▸ **WORK TO COMPLETE**:
Every record must appear in your copy exactly as written, with no pictures.

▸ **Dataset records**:
-- Begin --
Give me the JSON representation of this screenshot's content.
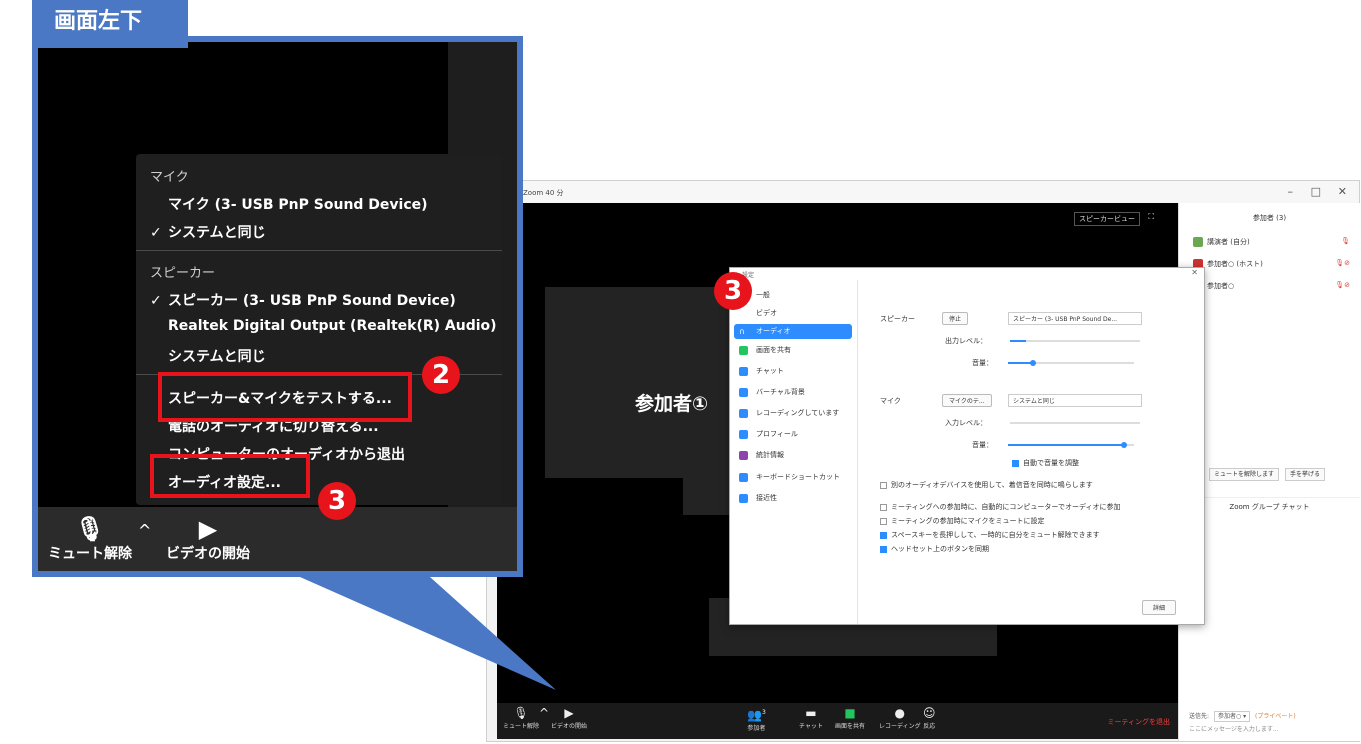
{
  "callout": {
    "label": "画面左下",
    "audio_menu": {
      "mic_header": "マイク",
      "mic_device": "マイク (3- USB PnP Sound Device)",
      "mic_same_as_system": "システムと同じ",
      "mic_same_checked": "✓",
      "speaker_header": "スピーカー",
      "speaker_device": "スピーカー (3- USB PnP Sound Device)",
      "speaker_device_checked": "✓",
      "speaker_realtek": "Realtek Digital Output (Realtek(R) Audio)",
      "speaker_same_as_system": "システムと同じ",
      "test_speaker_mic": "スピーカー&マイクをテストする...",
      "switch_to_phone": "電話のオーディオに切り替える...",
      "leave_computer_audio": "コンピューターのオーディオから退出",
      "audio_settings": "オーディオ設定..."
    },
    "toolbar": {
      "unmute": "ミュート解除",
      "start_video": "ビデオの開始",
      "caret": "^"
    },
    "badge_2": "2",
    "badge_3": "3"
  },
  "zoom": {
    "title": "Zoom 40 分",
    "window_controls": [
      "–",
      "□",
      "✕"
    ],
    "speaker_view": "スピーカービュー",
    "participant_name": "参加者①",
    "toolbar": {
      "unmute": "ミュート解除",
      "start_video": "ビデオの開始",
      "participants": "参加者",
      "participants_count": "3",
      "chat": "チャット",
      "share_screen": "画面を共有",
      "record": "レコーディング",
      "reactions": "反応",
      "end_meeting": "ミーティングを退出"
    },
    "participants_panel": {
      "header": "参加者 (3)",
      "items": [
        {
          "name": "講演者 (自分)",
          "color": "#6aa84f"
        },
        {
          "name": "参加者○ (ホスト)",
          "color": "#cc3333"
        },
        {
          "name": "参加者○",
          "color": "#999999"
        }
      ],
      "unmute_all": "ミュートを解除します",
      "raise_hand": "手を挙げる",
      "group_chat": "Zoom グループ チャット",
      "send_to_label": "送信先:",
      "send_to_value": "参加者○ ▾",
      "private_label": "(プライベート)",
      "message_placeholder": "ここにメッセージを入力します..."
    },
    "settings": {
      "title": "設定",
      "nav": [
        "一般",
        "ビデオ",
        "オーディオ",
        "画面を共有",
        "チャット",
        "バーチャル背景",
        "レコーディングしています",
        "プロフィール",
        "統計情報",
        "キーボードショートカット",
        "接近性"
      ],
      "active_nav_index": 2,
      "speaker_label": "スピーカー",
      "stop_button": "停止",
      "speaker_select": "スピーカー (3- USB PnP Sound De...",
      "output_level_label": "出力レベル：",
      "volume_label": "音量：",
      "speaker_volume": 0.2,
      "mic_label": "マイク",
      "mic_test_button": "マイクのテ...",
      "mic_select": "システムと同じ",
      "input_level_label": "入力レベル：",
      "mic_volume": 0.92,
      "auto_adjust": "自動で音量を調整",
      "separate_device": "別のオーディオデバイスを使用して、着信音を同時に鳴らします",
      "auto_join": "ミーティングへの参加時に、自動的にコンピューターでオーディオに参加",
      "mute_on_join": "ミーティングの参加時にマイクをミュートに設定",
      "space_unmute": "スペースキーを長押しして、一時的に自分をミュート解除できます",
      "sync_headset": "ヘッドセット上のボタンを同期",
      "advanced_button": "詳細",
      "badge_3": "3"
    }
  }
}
-- End --
▸ **RESPONSE TO THIS TASK**:
Give me the JSON representation of this screenshot's content.
{
  "callout": {
    "label": "画面左下",
    "audio_menu": {
      "mic_header": "マイク",
      "mic_device": "マイク (3- USB PnP Sound Device)",
      "mic_same_as_system": "システムと同じ",
      "mic_same_checked": "✓",
      "speaker_header": "スピーカー",
      "speaker_device": "スピーカー (3- USB PnP Sound Device)",
      "speaker_device_checked": "✓",
      "speaker_realtek": "Realtek Digital Output (Realtek(R) Audio)",
      "speaker_same_as_system": "システムと同じ",
      "test_speaker_mic": "スピーカー&マイクをテストする...",
      "switch_to_phone": "電話のオーディオに切り替える...",
      "leave_computer_audio": "コンピューターのオーディオから退出",
      "audio_settings": "オーディオ設定..."
    },
    "toolbar": {
      "unmute": "ミュート解除",
      "start_video": "ビデオの開始",
      "caret": "^"
    },
    "badge_2": "2",
    "badge_3": "3"
  },
  "zoom": {
    "title": "Zoom 40 分",
    "window_controls": [
      "–",
      "□",
      "✕"
    ],
    "speaker_view": "スピーカービュー",
    "participant_name": "参加者①",
    "toolbar": {
      "unmute": "ミュート解除",
      "start_video": "ビデオの開始",
      "participants": "参加者",
      "participants_count": "3",
      "chat": "チャット",
      "share_screen": "画面を共有",
      "record": "レコーディング",
      "reactions": "反応",
      "end_meeting": "ミーティングを退出"
    },
    "participants_panel": {
      "header": "参加者 (3)",
      "items": [
        {
          "name": "講演者 (自分)",
          "color": "#6aa84f"
        },
        {
          "name": "参加者○ (ホスト)",
          "color": "#cc3333"
        },
        {
          "name": "参加者○",
          "color": "#999999"
        }
      ],
      "unmute_all": "ミュートを解除します",
      "raise_hand": "手を挙げる",
      "group_chat": "Zoom グループ チャット",
      "send_to_label": "送信先:",
      "send_to_value": "参加者○ ▾",
      "private_label": "(プライベート)",
      "message_placeholder": "ここにメッセージを入力します..."
    },
    "settings": {
      "title": "設定",
      "nav": [
        "一般",
        "ビデオ",
        "オーディオ",
        "画面を共有",
        "チャット",
        "バーチャル背景",
        "レコーディングしています",
        "プロフィール",
        "統計情報",
        "キーボードショートカット",
        "接近性"
      ],
      "active_nav_index": 2,
      "speaker_label": "スピーカー",
      "stop_button": "停止",
      "speaker_select": "スピーカー (3- USB PnP Sound De...",
      "output_level_label": "出力レベル：",
      "volume_label": "音量：",
      "speaker_volume": 0.2,
      "mic_label": "マイク",
      "mic_test_button": "マイクのテ...",
      "mic_select": "システムと同じ",
      "input_level_label": "入力レベル：",
      "mic_volume": 0.92,
      "auto_adjust": "自動で音量を調整",
      "separate_device": "別のオーディオデバイスを使用して、着信音を同時に鳴らします",
      "auto_join": "ミーティングへの参加時に、自動的にコンピューターでオーディオに参加",
      "mute_on_join": "ミーティングの参加時にマイクをミュートに設定",
      "space_unmute": "スペースキーを長押しして、一時的に自分をミュート解除できます",
      "sync_headset": "ヘッドセット上のボタンを同期",
      "advanced_button": "詳細",
      "badge_3": "3"
    }
  }
}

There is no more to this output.